- **What you have to do**: Output the full listing word for word.

- **Data lines**:
┌────────

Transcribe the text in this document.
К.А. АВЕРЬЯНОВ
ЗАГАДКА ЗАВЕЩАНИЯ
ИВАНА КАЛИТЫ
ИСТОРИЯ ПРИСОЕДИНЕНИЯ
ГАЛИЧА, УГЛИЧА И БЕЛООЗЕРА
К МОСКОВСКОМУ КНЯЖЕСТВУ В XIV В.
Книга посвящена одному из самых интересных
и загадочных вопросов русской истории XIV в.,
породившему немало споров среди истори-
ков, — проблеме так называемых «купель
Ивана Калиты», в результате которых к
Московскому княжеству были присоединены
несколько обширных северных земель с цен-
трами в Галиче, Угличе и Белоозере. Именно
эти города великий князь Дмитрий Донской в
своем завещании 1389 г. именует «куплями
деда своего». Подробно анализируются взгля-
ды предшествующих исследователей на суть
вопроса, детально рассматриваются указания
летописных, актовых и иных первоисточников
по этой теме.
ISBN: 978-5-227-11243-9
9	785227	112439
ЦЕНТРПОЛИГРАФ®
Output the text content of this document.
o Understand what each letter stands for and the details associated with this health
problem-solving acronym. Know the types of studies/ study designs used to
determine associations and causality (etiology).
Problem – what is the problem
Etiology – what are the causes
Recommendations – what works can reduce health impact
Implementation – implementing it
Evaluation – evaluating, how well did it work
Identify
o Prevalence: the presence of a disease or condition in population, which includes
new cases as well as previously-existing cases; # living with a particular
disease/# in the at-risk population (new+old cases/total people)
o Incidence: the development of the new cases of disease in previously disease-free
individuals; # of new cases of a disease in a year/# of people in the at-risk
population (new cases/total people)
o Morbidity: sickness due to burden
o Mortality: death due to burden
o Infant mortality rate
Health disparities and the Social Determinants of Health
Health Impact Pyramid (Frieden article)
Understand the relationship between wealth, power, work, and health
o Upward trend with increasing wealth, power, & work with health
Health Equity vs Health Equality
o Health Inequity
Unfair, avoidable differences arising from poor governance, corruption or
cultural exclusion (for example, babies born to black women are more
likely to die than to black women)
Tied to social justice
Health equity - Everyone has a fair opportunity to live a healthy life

└────────

- **Final result**:
Transcribe the text in this document.
К.А. АВЕРЬЯНОВ
ЗАГАДКА ЗАВЕЩАНИЯ
ИВАНА КАЛИТЫ
ИСТОРИЯ ПРИСОЕДИНЕНИЯ
ГАЛИЧА, УГЛИЧА И БЕЛООЗЕРА
К МОСКОВСКОМУ КНЯЖЕСТВУ В XIV В.
Книга посвящена одному из самых интересных
и загадочных вопросов русской истории XIV в.,
породившему немало споров среди истори-
ков, — проблеме так называемых «купель
Ивана Калиты», в результате которых к
Московскому княжеству были присоединены
несколько обширных северных земель с цен-
трами в Галиче, Угличе и Белоозере. Именно
эти города великий князь Дмитрий Донской в
своем завещании 1389 г. именует «куплями
деда своего». Подробно анализируются взгля-
ды предшествующих исследователей на суть
вопроса, детально рассматриваются указания
летописных, актовых и иных первоисточников
по этой теме.
ISBN: 978-5-227-11243-9
9	785227	112439
ЦЕНТРПОЛИГРАФ®
Output the text content of this document.
o Understand what each letter stands for and the details associated with this health
problem-solving acronym. Know the types of studies/ study designs used to
determine associations and causality (etiology).
Problem – what is the problem
Etiology – what are the causes
Recommendations – what works can reduce health impact
Implementation – implementing it
Evaluation – evaluating, how well did it work
Identify
o Prevalence: the presence of a disease or condition in population, which includes
new cases as well as previously-existing cases; # living with a particular
disease/# in the at-risk population (new+old cases/total people)
o Incidence: the development of the new cases of disease in previously disease-free
individuals; # of new cases of a disease in a year/# of people in the at-risk
population (new cases/total people)
o Morbidity: sickness due to burden
o Mortality: death due to burden
o Infant mortality rate
Health disparities and the Social Determinants of Health
Health Impact Pyramid (Frieden article)
Understand the relationship between wealth, power, work, and health
o Upward trend with increasing wealth, power, & work with health
Health Equity vs Health Equality
o Health Inequity
Unfair, avoidable differences arising from poor governance, corruption or
cultural exclusion (for example, babies born to black women are more
likely to die than to black women)
Tied to social justice
Health equity - Everyone has a fair opportunity to live a healthy life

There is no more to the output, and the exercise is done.